**Requirements**
Show each line from the listing that includes the word "ganz".

**Given records**
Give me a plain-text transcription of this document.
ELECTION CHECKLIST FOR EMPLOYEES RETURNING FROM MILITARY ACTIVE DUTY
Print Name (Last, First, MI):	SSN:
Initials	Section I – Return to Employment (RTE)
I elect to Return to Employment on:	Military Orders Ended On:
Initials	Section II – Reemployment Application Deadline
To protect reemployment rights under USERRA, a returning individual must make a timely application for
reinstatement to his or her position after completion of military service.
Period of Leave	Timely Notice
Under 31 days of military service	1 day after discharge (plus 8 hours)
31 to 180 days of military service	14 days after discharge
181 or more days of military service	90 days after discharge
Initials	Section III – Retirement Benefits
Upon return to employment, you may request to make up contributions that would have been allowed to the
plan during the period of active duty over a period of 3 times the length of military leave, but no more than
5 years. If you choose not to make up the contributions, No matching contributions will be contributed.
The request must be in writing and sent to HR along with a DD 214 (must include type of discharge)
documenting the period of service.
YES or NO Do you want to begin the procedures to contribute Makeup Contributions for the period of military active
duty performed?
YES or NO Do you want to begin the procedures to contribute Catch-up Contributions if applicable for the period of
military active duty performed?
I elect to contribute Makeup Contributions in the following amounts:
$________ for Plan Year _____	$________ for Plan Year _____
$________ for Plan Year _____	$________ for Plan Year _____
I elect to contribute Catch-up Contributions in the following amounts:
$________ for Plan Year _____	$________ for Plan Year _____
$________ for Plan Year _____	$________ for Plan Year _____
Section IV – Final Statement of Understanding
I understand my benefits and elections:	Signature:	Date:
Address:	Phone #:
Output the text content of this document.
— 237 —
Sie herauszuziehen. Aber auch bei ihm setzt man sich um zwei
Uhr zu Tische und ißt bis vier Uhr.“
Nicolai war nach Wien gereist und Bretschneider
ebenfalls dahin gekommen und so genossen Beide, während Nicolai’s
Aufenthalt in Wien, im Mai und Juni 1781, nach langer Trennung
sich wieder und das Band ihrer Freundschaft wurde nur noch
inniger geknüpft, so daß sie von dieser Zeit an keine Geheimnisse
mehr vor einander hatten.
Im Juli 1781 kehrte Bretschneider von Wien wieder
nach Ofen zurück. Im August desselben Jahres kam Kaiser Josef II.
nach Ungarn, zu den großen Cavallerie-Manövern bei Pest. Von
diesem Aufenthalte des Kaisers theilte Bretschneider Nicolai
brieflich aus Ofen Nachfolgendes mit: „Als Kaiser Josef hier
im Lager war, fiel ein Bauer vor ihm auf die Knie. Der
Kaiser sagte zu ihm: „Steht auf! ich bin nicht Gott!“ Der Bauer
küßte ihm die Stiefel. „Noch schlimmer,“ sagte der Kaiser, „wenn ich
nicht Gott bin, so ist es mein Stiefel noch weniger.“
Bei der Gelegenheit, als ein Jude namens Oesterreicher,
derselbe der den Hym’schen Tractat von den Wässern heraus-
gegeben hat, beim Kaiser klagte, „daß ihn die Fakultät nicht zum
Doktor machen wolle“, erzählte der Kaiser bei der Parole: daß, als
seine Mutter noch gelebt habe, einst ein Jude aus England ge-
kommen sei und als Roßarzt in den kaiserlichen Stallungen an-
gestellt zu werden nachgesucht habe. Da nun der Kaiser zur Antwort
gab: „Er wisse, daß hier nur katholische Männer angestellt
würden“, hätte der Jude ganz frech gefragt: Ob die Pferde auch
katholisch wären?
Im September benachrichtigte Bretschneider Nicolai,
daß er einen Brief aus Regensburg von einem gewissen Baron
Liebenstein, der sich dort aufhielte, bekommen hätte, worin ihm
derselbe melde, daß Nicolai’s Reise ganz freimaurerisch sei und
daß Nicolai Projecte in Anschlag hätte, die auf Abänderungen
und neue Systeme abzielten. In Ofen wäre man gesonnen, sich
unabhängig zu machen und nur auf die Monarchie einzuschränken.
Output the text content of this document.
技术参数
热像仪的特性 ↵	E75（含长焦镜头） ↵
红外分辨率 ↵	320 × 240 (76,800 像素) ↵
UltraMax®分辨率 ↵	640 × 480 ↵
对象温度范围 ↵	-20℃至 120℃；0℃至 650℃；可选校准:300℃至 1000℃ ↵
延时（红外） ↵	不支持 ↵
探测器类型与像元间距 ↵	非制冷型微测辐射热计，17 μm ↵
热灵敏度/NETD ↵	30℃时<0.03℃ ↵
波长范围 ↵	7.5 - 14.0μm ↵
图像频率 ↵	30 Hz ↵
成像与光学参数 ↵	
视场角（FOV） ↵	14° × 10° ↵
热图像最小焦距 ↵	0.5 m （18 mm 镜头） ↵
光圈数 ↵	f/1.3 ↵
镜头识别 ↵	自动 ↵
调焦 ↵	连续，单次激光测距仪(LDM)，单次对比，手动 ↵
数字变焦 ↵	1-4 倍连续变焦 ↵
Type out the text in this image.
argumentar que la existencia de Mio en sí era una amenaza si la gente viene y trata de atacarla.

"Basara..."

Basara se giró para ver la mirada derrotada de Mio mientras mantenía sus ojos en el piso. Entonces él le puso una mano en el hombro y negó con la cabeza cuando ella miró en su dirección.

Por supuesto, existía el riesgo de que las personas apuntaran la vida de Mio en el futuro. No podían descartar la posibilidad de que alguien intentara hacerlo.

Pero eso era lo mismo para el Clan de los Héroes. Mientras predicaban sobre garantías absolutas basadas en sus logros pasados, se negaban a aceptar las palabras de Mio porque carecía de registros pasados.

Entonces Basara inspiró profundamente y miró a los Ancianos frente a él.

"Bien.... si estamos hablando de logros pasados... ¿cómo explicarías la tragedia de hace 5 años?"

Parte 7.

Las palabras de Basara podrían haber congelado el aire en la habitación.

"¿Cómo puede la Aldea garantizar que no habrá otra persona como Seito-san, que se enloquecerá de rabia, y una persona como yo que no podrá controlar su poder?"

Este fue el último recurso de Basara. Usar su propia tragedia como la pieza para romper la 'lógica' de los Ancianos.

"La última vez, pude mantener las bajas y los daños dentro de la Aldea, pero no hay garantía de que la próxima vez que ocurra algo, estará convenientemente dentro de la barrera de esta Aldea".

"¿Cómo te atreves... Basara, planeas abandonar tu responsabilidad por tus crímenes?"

**Answer**
würden“, hätte der Jude ganz frech gefragt: Ob die Pferde auch
derselbe melde, daß Nicolai’s Reise ganz freimaurerisch sei und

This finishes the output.